* _Goal_:
Go through the entries below and count the lines holding the word "noise". Reply with only the number, please.
○ ○ ○
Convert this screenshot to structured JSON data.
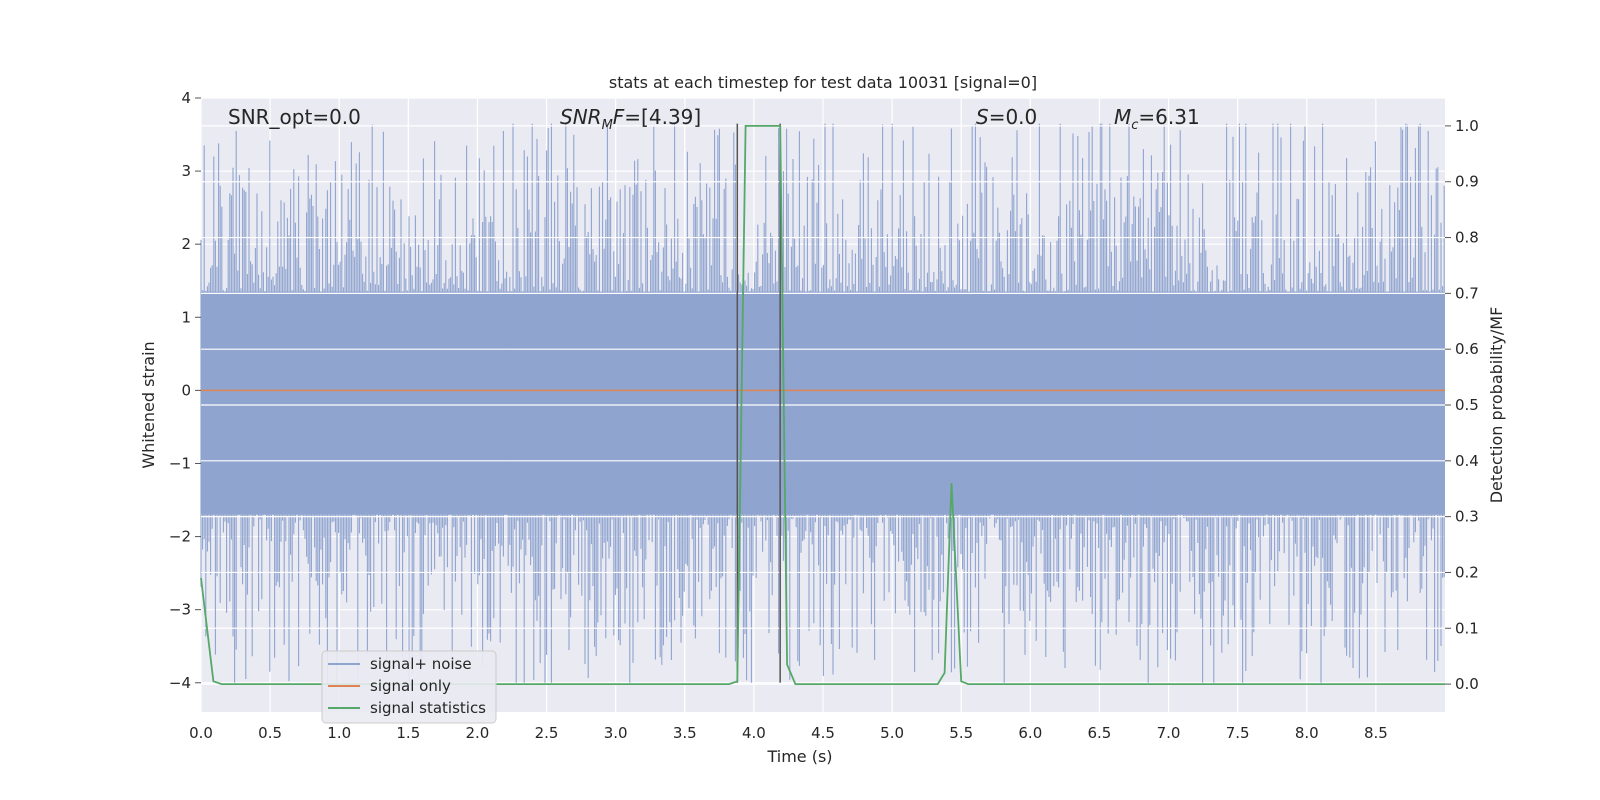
{
  "chart_data": {
    "type": "line",
    "title": "stats at each timestep for test data 10031 [signal=0]",
    "xlabel": "Time (s)",
    "ylabel": "Whitened strain",
    "y2label": "Detection probability/MF",
    "xlim": [
      0.0,
      9.0
    ],
    "ylim": [
      -4.4,
      4.0
    ],
    "y2lim": [
      -0.05,
      1.05
    ],
    "x_ticks": [
      "0.0",
      "0.5",
      "1.0",
      "1.5",
      "2.0",
      "2.5",
      "3.0",
      "3.5",
      "4.0",
      "4.5",
      "5.0",
      "5.5",
      "6.0",
      "6.5",
      "7.0",
      "7.5",
      "8.0",
      "8.5"
    ],
    "y_ticks": [
      "4",
      "3",
      "2",
      "1",
      "0",
      "−1",
      "−2",
      "−3",
      "−4"
    ],
    "y2_ticks": [
      "1.0",
      "0.9",
      "0.8",
      "0.7",
      "0.6",
      "0.5",
      "0.4",
      "0.3",
      "0.2",
      "0.1",
      "0.0"
    ],
    "grid": true,
    "legend_position": "lower-left",
    "colors": {
      "noise": "#8fa4cf",
      "signal": "#dd8452",
      "stats": "#55a868",
      "marker": "#555555",
      "background": "#eaeaf2"
    },
    "annotations": [
      {
        "text": "SNR_opt=0.0",
        "x": 0.2
      },
      {
        "text": "SNR_MF=[4.39]",
        "x": 2.6
      },
      {
        "text": "S=0.0",
        "x": 5.6
      },
      {
        "text": "M_c=6.31",
        "x": 6.6
      }
    ],
    "vertical_markers": [
      {
        "x": 3.88,
        "y_range": [
          -4.0,
          3.65
        ]
      },
      {
        "x": 4.19,
        "y_range": [
          -4.0,
          3.65
        ]
      }
    ],
    "series": [
      {
        "name": "signal+ noise",
        "kind": "noise",
        "x_range": [
          0.0,
          9.0
        ],
        "band_low": -1.7,
        "band_high": 1.35,
        "max": 3.65,
        "min": -4.0
      },
      {
        "name": "signal only",
        "kind": "flat",
        "x": [
          0.0,
          9.0
        ],
        "y": [
          0.0,
          0.0
        ]
      },
      {
        "name": "signal statistics",
        "kind": "line",
        "axis": "y2",
        "x": [
          0.0,
          0.09,
          0.15,
          3.82,
          3.88,
          3.94,
          4.19,
          4.24,
          4.3,
          5.33,
          5.38,
          5.43,
          5.5,
          5.55,
          9.0
        ],
        "y": [
          0.19,
          0.005,
          0.0,
          0.0,
          0.005,
          1.0,
          1.0,
          0.035,
          0.0,
          0.0,
          0.02,
          0.36,
          0.005,
          0.0,
          0.0
        ]
      }
    ]
  }
}
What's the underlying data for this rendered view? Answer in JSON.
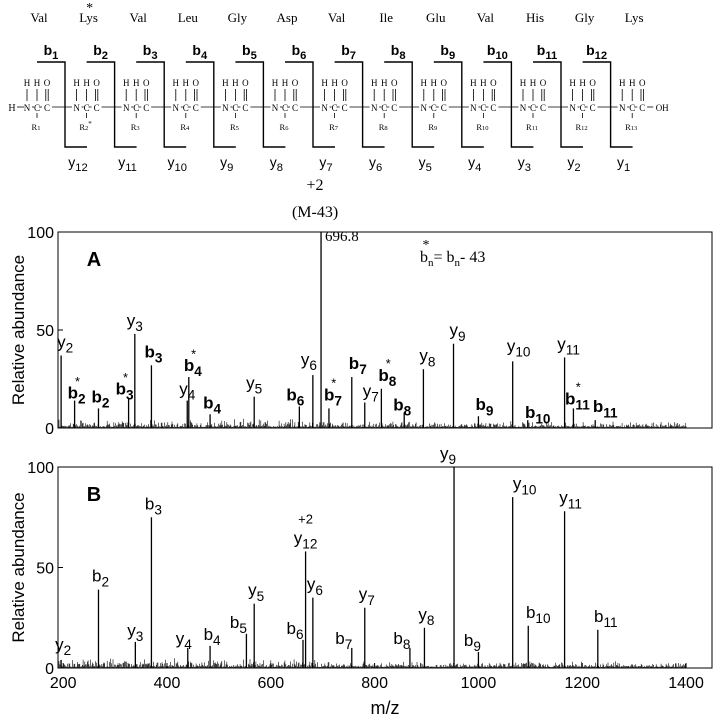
{
  "sequence": {
    "residues": [
      "Val",
      "Lys",
      "Val",
      "Leu",
      "Gly",
      "Asp",
      "Val",
      "Ile",
      "Glu",
      "Val",
      "His",
      "Gly",
      "Lys"
    ],
    "modified_marker": "*",
    "b_ions": [
      "b1",
      "b2",
      "b3",
      "b4",
      "b5",
      "b6",
      "b7",
      "b8",
      "b9",
      "b10",
      "b11",
      "b12"
    ],
    "y_ions": [
      "y12",
      "y11",
      "y10",
      "y9",
      "y8",
      "y7",
      "y6",
      "y5",
      "y4",
      "y3",
      "y2",
      "y1"
    ],
    "n_terminus": "H",
    "c_terminus": "OH",
    "side_chains": [
      "R1",
      "R2*",
      "R3",
      "R4",
      "R5",
      "R6",
      "R7",
      "R8",
      "R9",
      "R10",
      "R11",
      "R12",
      "R13"
    ]
  },
  "chart_data": [
    {
      "type": "bar",
      "panel_label": "A",
      "ylabel": "Relative abundance",
      "xlim": [
        190,
        1450
      ],
      "ylim": [
        0,
        100
      ],
      "yticks": [
        0,
        50,
        100
      ],
      "formula": "b*n = bn - 43",
      "top_peak_label": "+2",
      "top_peak_sublabel": "(M-43)",
      "top_peak_value": "696.8",
      "peaks": [
        {
          "x": 196,
          "y": 37,
          "label": "y2"
        },
        {
          "x": 222,
          "y": 14,
          "label": "b*2"
        },
        {
          "x": 268,
          "y": 10,
          "label": "b2"
        },
        {
          "x": 326,
          "y": 15,
          "label": "b*3"
        },
        {
          "x": 338,
          "y": 48,
          "label": "y3"
        },
        {
          "x": 370,
          "y": 32,
          "label": "b3"
        },
        {
          "x": 439,
          "y": 14,
          "label": "y4"
        },
        {
          "x": 442,
          "y": 26,
          "label": "b*4"
        },
        {
          "x": 483,
          "y": 7,
          "label": "b4"
        },
        {
          "x": 568,
          "y": 16,
          "label": "y5"
        },
        {
          "x": 655,
          "y": 11,
          "label": "b6"
        },
        {
          "x": 681,
          "y": 27,
          "label": "y6"
        },
        {
          "x": 696.8,
          "y": 100,
          "label": ""
        },
        {
          "x": 712,
          "y": 10,
          "label": "b*7"
        },
        {
          "x": 756,
          "y": 26,
          "label": "b7"
        },
        {
          "x": 781,
          "y": 13,
          "label": "y7"
        },
        {
          "x": 813,
          "y": 20,
          "label": "b*8"
        },
        {
          "x": 857,
          "y": 8,
          "label": "b8"
        },
        {
          "x": 894,
          "y": 30,
          "label": "y8"
        },
        {
          "x": 952,
          "y": 43,
          "label": "y9"
        },
        {
          "x": 1000,
          "y": 6,
          "label": "b9"
        },
        {
          "x": 1066,
          "y": 34,
          "label": "y10"
        },
        {
          "x": 1095,
          "y": 4,
          "label": "b10"
        },
        {
          "x": 1166,
          "y": 36,
          "label": "y11"
        },
        {
          "x": 1183,
          "y": 10,
          "label": "b*11"
        },
        {
          "x": 1225,
          "y": 4,
          "label": "b11"
        }
      ]
    },
    {
      "type": "bar",
      "panel_label": "B",
      "ylabel": "Relative abundance",
      "xlabel": "m/z",
      "xlim": [
        190,
        1450
      ],
      "ylim": [
        0,
        100
      ],
      "yticks": [
        0,
        50,
        100
      ],
      "xticks": [
        200,
        400,
        600,
        800,
        1000,
        1200,
        1400
      ],
      "peaks": [
        {
          "x": 196,
          "y": 4,
          "label": "y2"
        },
        {
          "x": 268,
          "y": 39,
          "label": "b2"
        },
        {
          "x": 339,
          "y": 13,
          "label": "y3"
        },
        {
          "x": 370,
          "y": 75,
          "label": "b3"
        },
        {
          "x": 440,
          "y": 10,
          "label": "y4"
        },
        {
          "x": 483,
          "y": 11,
          "label": "b4"
        },
        {
          "x": 553,
          "y": 17,
          "label": "b5"
        },
        {
          "x": 568,
          "y": 32,
          "label": "y5"
        },
        {
          "x": 662,
          "y": 14,
          "label": "b6"
        },
        {
          "x": 667,
          "y": 58,
          "label": "+2 y12"
        },
        {
          "x": 681,
          "y": 35,
          "label": "y6"
        },
        {
          "x": 756,
          "y": 10,
          "label": "b7"
        },
        {
          "x": 781,
          "y": 30,
          "label": "y7"
        },
        {
          "x": 868,
          "y": 10,
          "label": "b8"
        },
        {
          "x": 896,
          "y": 20,
          "label": "y8"
        },
        {
          "x": 953,
          "y": 100,
          "label": "y9"
        },
        {
          "x": 1000,
          "y": 8,
          "label": "b9"
        },
        {
          "x": 1066,
          "y": 85,
          "label": "y10"
        },
        {
          "x": 1096,
          "y": 21,
          "label": "b10"
        },
        {
          "x": 1166,
          "y": 78,
          "label": "y11"
        },
        {
          "x": 1230,
          "y": 19,
          "label": "b11"
        }
      ]
    }
  ]
}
○ ○ ○
* _Task solution_:
3